» **DATASET EXCERPTS**
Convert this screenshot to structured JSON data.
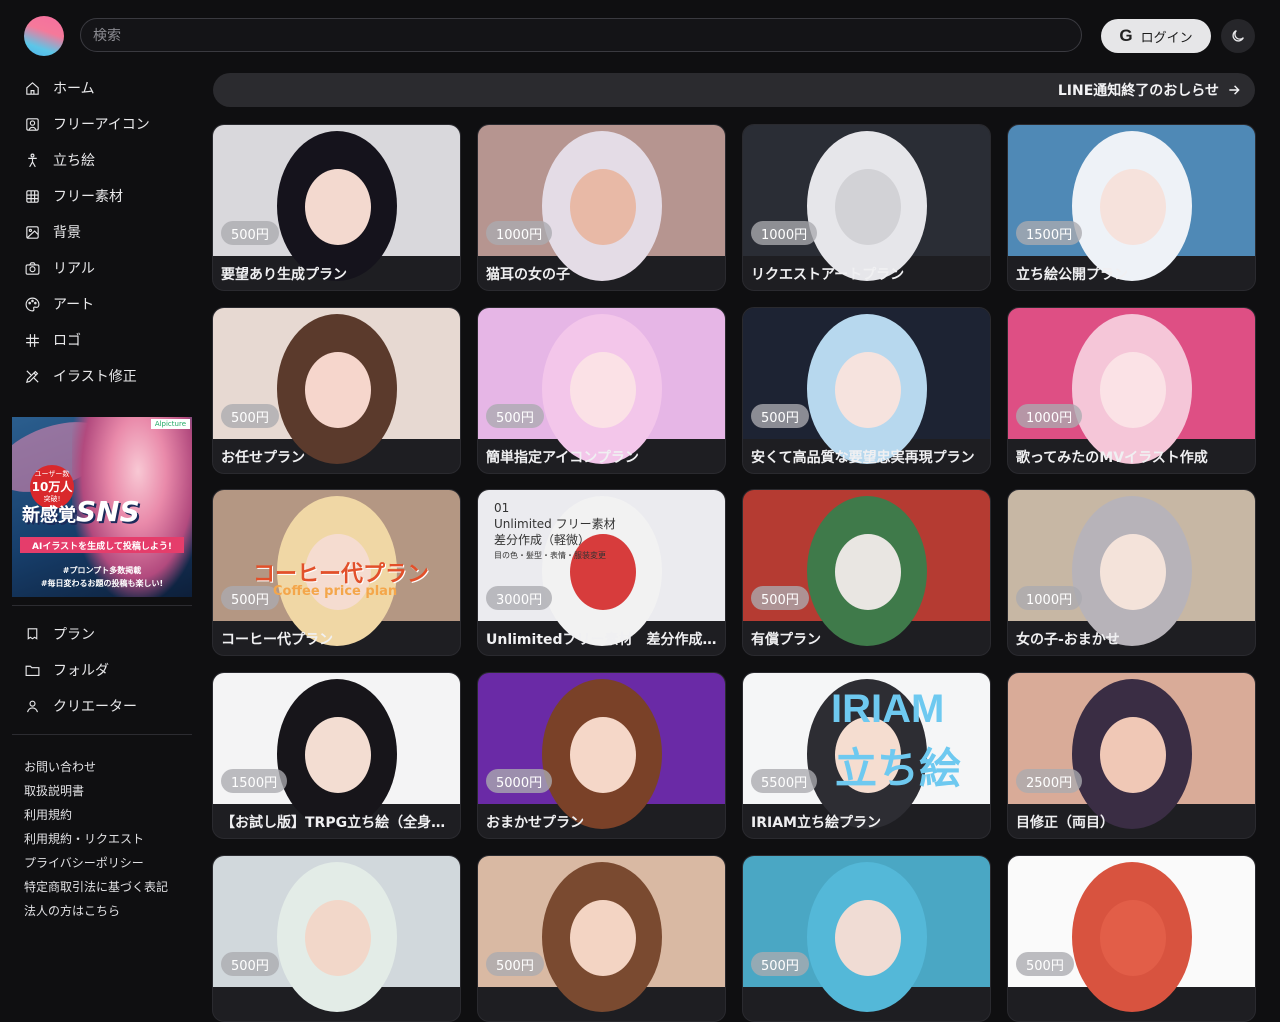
{
  "header": {
    "search_placeholder": "検索",
    "login_label": "ログイン",
    "login_icon": "google-g-icon",
    "theme_icon": "moon-icon"
  },
  "sidebar": {
    "nav": [
      {
        "label": "ホーム",
        "icon": "home-icon"
      },
      {
        "label": "フリーアイコン",
        "icon": "user-square-icon"
      },
      {
        "label": "立ち絵",
        "icon": "standing-figure-icon"
      },
      {
        "label": "フリー素材",
        "icon": "grid-icon"
      },
      {
        "label": "背景",
        "icon": "image-icon"
      },
      {
        "label": "リアル",
        "icon": "camera-icon"
      },
      {
        "label": "アート",
        "icon": "palette-icon"
      },
      {
        "label": "ロゴ",
        "icon": "hash-icon"
      },
      {
        "label": "イラスト修正",
        "icon": "pencil-ruler-icon"
      }
    ],
    "banner": {
      "brand": "Alpicture",
      "badge_top": "ユーザー数",
      "badge_num": "10万人",
      "badge_bottom": "突破!",
      "headline_small": "新感覚",
      "headline_big": "SNS",
      "strip": "AIイラストを生成して投稿しよう!",
      "line1": "#プロンプト多数掲載",
      "line2": "#毎日変わるお題の投稿も楽しい!"
    },
    "nav2": [
      {
        "label": "プラン",
        "icon": "plan-icon"
      },
      {
        "label": "フォルダ",
        "icon": "folder-icon"
      },
      {
        "label": "クリエーター",
        "icon": "person-icon"
      }
    ],
    "footer_links": [
      "お問い合わせ",
      "取扱説明書",
      "利用規約",
      "利用規約・リクエスト",
      "プライバシーポリシー",
      "特定商取引法に基づく表記",
      "法人の方はこちら"
    ]
  },
  "notice": {
    "text": "LINE通知終了のおしらせ",
    "icon": "arrow-right-icon"
  },
  "cards": [
    {
      "title": "要望あり生成プラン",
      "price": "500円",
      "bg": "#d9d8dc",
      "hair": "#15131c",
      "skin": "#f3d9cf"
    },
    {
      "title": "猫耳の女の子",
      "price": "1000円",
      "bg": "#b69590",
      "hair": "#e4dce6",
      "skin": "#e8b9a6"
    },
    {
      "title": "リクエストアートプラン",
      "price": "1000円",
      "bg": "#2a2d35",
      "hair": "#e6e6ea",
      "skin": "#d2d2d6"
    },
    {
      "title": "立ち絵公開プラン",
      "price": "1500円",
      "bg": "#4f89b6",
      "hair": "#eef2f7",
      "skin": "#f6e2dc"
    },
    {
      "title": "お任せプラン",
      "price": "500円",
      "bg": "#e7d9d2",
      "hair": "#5b3a2c",
      "skin": "#f6d6cc"
    },
    {
      "title": "簡単指定アイコンプラン",
      "price": "500円",
      "bg": "#e6b6e6",
      "hair": "#f3c6ea",
      "skin": "#fbe1e6"
    },
    {
      "title": "安くて高品質な要望忠実再現プラン",
      "price": "500円",
      "bg": "#1d2333",
      "hair": "#b7d8ee",
      "skin": "#f6e3de"
    },
    {
      "title": "歌ってみたのMVイラスト作成",
      "price": "1000円",
      "bg": "#de4f84",
      "hair": "#f5c6d8",
      "skin": "#fbe2e6"
    },
    {
      "title": "コーヒー代プラン",
      "price": "500円",
      "bg": "#b49783",
      "hair": "#f0d7a5",
      "skin": "#f5dcd0"
    },
    {
      "title": "Unlimitedフリー素材　差分作成（軽微）",
      "price": "3000円",
      "bg": "#ebebef",
      "hair": "#f2f2f2",
      "skin": "#d73c3c"
    },
    {
      "title": "有償プラン",
      "price": "500円",
      "bg": "#b53b32",
      "hair": "#3f7a4a",
      "skin": "#e9e6e2"
    },
    {
      "title": "女の子-おまかせ",
      "price": "1000円",
      "bg": "#c7b7a4",
      "hair": "#b7b3b9",
      "skin": "#f4e3da"
    },
    {
      "title": "【お試し版】TRPG立ち絵（全身）プラン",
      "price": "1500円",
      "bg": "#f4f4f5",
      "hair": "#17151a",
      "skin": "#f3ddd2"
    },
    {
      "title": "おまかせプラン",
      "price": "5000円",
      "bg": "#6a2aa6",
      "hair": "#7a4128",
      "skin": "#f5d7c8"
    },
    {
      "title": "IRIAM立ち絵プラン",
      "price": "5500円",
      "bg": "#f5f6f7",
      "hair": "#2d2d33",
      "skin": "#f5ddd0"
    },
    {
      "title": "目修正（両目）",
      "price": "2500円",
      "bg": "#d9ab98",
      "hair": "#3a2d44",
      "skin": "#f0c8b6"
    },
    {
      "title": "",
      "price": "500円",
      "bg": "#d1d8dc",
      "hair": "#e3ece7",
      "skin": "#f2d7c9"
    },
    {
      "title": "",
      "price": "500円",
      "bg": "#d9b9a3",
      "hair": "#7a4a30",
      "skin": "#f3d4c3"
    },
    {
      "title": "",
      "price": "500円",
      "bg": "#4aa7c4",
      "hair": "#54b8d8",
      "skin": "#f0dcd4"
    },
    {
      "title": "",
      "price": "500円",
      "bg": "#fafafa",
      "hair": "#d8533f",
      "skin": "#e25e48"
    }
  ],
  "card_special": {
    "iriam_text": "IRIAM",
    "iriam_sub": "立ち絵",
    "coffee_text": "コーヒー代プラン",
    "coffee_sub": "Coffee price plan",
    "unlimited_num": "01",
    "unlimited_line1": "Unlimited フリー素材",
    "unlimited_line2": "差分作成（軽微）",
    "unlimited_line3": "目の色・髪型・表情・服装変更"
  }
}
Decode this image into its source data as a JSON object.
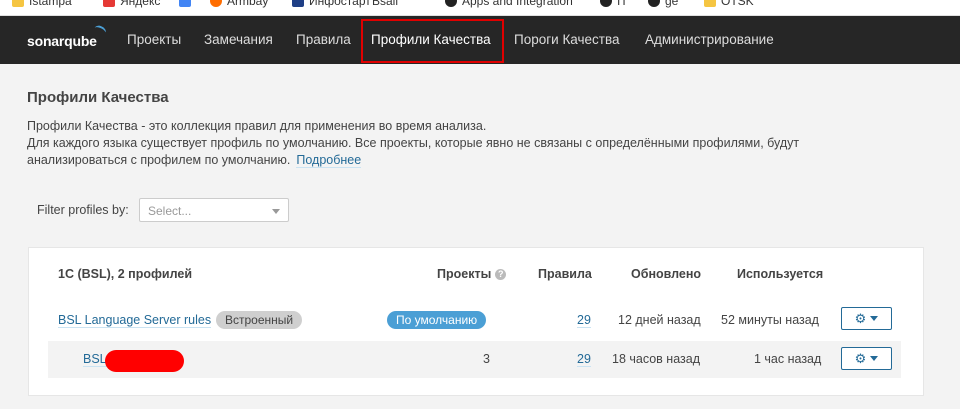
{
  "bookmarks": [
    {
      "label": "Istampa",
      "color": "#f5c542"
    },
    {
      "label": "Яндекс",
      "color": "#e53935"
    },
    {
      "label": "",
      "color": "#4285f4"
    },
    {
      "label": "Armbay",
      "color": "#ff6d00"
    },
    {
      "label": "Инфостарт",
      "color": "#1f3f86"
    },
    {
      "label": "Bsall",
      "color": "#888888"
    },
    {
      "label": "Apps and Integration",
      "color": "#222222"
    },
    {
      "label": "IT",
      "color": "#222222"
    },
    {
      "label": "ge",
      "color": "#222222"
    },
    {
      "label": "OTSK",
      "color": "#f5c542"
    }
  ],
  "nav": {
    "logo": "sonarqube",
    "items": [
      "Проекты",
      "Замечания",
      "Правила",
      "Профили Качества",
      "Пороги Качества",
      "Администрирование"
    ],
    "active_index": 3
  },
  "page": {
    "title": "Профили Качества",
    "desc_line1": "Профили Качества - это коллекция правил для применения во время анализа.",
    "desc_line2": "Для каждого языка существует профиль по умолчанию. Все проекты, которые явно не связаны с определёнными профилями, будут",
    "desc_line3": "анализироваться с профилем по умолчанию.",
    "more_link": "Подробнее"
  },
  "filter": {
    "label": "Filter profiles by:",
    "placeholder": "Select..."
  },
  "table": {
    "group_title": "1С (BSL), 2 профилей",
    "headers": {
      "projects": "Проекты",
      "rules": "Правила",
      "updated": "Обновлено",
      "used": "Используется"
    },
    "rows": [
      {
        "name": "BSL Language Server rules",
        "builtin_badge": "Встроенный",
        "default_badge": "По умолчанию",
        "projects": "",
        "rules": "29",
        "updated": "12 дней назад",
        "used": "52 минуты назад"
      },
      {
        "name": "BSL",
        "builtin_badge": "",
        "default_badge": "",
        "projects": "3",
        "rules": "29",
        "updated": "18 часов назад",
        "used": "1 час назад"
      }
    ]
  },
  "colors": {
    "nav_bg": "#262626",
    "link": "#236a97",
    "default_badge": "#4b9fd5",
    "highlight": "#e00000",
    "redaction": "#ff0000"
  }
}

» **AIM**
Find the lines above that include the string "Качества" and copy them.

» **REPLY**
      "Профили Качества",
      "Пороги Качества",
    "title": "Профили Качества",
    "desc_line1": "Профили Качества - это коллекция правил для применения во время анализа.",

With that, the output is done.